* **Task to carry out**
Filter the listing and keep only the lines with the word "mundial".

**** Record excerpts

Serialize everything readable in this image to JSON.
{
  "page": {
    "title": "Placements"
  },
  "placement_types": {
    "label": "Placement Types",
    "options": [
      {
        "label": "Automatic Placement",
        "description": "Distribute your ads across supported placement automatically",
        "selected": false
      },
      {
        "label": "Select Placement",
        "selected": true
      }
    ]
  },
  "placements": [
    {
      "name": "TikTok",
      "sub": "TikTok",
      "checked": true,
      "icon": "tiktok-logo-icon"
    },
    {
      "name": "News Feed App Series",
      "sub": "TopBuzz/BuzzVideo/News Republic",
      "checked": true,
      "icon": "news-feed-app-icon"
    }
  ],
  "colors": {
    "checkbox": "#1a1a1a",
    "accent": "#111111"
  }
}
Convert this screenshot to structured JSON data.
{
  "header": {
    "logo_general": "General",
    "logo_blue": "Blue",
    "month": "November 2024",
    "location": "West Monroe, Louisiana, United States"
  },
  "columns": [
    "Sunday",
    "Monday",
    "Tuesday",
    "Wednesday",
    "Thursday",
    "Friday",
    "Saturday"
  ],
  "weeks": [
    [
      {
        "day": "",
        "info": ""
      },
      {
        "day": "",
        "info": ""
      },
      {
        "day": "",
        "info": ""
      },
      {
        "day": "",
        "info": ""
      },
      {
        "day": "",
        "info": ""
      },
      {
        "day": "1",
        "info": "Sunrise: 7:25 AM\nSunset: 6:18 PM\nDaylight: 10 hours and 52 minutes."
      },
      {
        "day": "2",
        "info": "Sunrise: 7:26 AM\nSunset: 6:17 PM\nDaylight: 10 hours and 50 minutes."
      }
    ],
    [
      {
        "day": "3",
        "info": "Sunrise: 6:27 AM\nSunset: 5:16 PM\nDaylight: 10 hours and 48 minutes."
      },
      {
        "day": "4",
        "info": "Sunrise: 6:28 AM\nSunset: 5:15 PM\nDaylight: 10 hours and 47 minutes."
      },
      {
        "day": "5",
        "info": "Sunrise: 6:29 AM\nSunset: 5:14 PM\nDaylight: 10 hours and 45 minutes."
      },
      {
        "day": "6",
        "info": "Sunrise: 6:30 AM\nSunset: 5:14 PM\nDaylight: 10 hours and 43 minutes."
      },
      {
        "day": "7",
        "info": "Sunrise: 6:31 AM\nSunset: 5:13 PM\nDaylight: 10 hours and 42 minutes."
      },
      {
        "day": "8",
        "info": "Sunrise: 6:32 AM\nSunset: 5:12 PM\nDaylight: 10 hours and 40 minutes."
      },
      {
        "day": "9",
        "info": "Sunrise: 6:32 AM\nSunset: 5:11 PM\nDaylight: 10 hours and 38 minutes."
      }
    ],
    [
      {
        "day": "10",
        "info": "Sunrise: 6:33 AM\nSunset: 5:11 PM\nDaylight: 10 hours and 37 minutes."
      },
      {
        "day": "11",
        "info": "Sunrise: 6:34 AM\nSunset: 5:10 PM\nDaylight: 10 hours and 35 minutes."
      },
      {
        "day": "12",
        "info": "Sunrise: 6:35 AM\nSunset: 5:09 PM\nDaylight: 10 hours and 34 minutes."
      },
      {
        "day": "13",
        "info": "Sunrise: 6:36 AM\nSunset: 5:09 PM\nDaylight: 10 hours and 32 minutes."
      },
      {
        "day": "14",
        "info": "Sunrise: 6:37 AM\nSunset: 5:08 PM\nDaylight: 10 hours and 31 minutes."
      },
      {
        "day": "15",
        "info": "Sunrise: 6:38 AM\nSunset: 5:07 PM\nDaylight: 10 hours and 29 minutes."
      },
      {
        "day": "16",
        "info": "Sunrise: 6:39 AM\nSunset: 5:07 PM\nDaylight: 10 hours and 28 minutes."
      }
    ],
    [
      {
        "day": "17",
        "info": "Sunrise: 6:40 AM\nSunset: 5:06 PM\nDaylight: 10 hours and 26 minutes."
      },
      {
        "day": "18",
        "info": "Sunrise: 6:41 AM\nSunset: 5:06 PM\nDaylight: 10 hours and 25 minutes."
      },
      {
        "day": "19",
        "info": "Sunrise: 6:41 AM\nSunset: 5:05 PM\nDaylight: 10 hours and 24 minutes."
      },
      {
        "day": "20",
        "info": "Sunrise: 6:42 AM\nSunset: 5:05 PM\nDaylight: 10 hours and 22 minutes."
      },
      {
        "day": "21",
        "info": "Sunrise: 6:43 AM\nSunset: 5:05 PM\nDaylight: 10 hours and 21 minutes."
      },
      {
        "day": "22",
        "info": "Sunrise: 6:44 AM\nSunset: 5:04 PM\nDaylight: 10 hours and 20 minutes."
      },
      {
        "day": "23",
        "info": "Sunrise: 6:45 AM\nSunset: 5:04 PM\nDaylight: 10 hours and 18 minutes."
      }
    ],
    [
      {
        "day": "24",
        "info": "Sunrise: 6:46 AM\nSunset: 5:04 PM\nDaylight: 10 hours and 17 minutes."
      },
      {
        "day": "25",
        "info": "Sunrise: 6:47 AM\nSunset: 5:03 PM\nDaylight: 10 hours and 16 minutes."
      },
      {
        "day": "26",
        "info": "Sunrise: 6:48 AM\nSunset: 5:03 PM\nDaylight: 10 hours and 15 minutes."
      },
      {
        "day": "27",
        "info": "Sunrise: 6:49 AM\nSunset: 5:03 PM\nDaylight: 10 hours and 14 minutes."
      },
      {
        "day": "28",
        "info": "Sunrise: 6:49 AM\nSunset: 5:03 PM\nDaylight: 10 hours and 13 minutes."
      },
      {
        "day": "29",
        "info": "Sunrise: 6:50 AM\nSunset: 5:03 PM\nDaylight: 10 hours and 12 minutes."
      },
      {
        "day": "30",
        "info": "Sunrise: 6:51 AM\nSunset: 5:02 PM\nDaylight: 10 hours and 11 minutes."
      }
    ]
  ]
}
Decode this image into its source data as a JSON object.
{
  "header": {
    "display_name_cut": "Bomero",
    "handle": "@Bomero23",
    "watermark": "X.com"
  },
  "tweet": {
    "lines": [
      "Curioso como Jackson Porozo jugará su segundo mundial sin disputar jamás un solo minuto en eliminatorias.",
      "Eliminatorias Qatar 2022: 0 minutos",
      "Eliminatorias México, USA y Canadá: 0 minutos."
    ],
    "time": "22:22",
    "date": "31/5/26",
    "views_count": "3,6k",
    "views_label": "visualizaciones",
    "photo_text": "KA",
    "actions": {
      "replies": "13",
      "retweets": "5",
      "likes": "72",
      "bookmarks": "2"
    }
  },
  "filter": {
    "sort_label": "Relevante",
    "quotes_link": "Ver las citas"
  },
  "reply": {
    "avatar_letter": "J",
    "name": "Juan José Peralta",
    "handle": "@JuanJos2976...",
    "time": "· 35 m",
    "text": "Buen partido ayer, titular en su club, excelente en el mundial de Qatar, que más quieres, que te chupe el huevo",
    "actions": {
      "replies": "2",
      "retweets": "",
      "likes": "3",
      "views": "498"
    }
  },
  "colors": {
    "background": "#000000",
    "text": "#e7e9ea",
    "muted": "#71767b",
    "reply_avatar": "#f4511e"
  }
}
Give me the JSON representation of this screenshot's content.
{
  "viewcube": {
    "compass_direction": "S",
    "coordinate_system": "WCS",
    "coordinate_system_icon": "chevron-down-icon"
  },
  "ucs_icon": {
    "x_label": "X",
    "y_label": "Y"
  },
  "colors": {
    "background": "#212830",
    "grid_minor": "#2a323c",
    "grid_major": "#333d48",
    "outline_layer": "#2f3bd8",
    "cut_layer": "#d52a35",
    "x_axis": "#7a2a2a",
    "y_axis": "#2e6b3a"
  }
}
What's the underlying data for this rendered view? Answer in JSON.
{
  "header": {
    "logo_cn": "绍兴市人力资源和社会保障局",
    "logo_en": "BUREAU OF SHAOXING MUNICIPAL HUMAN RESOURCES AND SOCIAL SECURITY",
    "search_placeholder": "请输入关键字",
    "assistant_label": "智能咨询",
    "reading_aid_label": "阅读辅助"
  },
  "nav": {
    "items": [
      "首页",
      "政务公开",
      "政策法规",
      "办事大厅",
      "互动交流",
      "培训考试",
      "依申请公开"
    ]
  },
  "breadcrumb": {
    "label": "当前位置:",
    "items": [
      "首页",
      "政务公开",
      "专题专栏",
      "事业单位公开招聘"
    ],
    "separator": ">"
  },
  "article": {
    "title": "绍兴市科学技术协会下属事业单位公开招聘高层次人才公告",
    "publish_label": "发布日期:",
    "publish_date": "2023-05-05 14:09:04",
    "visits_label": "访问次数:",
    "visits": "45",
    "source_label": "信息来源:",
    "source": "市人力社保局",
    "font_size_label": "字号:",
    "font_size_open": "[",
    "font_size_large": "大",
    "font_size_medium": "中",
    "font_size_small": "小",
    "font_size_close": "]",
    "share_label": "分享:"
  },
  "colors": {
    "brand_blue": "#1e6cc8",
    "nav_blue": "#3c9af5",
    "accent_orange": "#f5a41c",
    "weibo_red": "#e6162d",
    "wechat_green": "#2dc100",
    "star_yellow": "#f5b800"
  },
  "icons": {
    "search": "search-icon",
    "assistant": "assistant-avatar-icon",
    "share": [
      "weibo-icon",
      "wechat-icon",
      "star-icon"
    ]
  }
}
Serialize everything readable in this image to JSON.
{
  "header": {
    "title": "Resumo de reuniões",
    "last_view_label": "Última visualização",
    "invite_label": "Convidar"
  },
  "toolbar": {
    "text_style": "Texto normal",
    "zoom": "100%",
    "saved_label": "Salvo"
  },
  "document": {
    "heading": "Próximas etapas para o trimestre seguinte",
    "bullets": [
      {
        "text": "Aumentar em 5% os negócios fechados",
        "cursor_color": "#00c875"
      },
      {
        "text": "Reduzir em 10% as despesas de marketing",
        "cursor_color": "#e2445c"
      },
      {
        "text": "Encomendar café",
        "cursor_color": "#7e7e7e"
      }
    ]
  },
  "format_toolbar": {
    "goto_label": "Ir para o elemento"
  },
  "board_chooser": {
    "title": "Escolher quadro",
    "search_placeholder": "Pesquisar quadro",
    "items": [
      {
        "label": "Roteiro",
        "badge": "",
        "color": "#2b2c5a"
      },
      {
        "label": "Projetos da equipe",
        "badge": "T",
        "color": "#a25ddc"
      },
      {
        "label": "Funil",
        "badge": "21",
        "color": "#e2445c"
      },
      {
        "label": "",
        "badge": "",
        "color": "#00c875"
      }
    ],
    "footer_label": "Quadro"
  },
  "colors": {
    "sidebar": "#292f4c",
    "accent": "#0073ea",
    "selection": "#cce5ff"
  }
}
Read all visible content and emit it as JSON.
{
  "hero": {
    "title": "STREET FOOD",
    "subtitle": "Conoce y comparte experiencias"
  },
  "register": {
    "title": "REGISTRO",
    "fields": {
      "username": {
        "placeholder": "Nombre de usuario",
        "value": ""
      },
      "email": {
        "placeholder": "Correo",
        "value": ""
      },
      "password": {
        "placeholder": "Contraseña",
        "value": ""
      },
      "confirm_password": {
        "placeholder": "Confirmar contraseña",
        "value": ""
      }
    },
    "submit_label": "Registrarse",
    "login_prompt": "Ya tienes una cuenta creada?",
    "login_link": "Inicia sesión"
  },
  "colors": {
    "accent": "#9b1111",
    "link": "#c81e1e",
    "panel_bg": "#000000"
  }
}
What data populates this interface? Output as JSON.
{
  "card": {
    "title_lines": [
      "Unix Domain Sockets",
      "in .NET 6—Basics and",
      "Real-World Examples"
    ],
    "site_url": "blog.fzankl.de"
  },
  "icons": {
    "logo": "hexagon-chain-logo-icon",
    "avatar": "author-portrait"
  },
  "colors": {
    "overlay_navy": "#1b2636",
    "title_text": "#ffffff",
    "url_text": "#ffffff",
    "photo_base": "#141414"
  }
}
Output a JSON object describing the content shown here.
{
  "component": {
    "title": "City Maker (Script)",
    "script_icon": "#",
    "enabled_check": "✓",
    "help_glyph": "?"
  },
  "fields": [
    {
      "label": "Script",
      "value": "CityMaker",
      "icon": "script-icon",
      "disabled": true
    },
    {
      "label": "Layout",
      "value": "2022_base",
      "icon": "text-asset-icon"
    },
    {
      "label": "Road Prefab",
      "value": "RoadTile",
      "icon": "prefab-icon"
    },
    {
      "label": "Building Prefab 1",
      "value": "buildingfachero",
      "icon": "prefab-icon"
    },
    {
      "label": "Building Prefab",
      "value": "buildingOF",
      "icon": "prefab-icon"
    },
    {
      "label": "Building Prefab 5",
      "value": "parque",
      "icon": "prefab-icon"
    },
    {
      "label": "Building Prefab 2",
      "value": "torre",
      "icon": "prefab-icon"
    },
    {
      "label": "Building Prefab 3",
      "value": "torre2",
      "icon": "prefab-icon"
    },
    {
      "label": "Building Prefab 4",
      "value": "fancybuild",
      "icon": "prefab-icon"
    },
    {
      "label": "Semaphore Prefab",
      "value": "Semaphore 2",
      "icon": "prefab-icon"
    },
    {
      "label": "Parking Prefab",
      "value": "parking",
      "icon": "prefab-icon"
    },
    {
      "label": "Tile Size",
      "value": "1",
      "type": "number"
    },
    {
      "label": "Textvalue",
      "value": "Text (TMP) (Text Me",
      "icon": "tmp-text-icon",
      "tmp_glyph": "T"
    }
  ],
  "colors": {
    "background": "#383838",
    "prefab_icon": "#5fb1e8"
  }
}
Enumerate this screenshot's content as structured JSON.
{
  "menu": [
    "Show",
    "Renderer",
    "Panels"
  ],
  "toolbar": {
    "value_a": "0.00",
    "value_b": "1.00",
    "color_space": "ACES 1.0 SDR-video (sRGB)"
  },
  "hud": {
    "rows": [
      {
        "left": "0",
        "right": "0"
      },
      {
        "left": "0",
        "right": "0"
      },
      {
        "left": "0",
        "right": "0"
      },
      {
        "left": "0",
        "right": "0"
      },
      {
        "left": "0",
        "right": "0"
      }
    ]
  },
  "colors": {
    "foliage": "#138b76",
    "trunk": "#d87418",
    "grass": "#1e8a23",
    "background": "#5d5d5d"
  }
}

********

* **Response to this task**
      "Curioso como Jackson Porozo jugará su segundo mundial sin disputar jamás un solo minuto en eliminatorias.",
    "text": "Buen partido ayer, titular en su club, excelente en el mundial de Qatar, que más quieres, que te chupe el huevo",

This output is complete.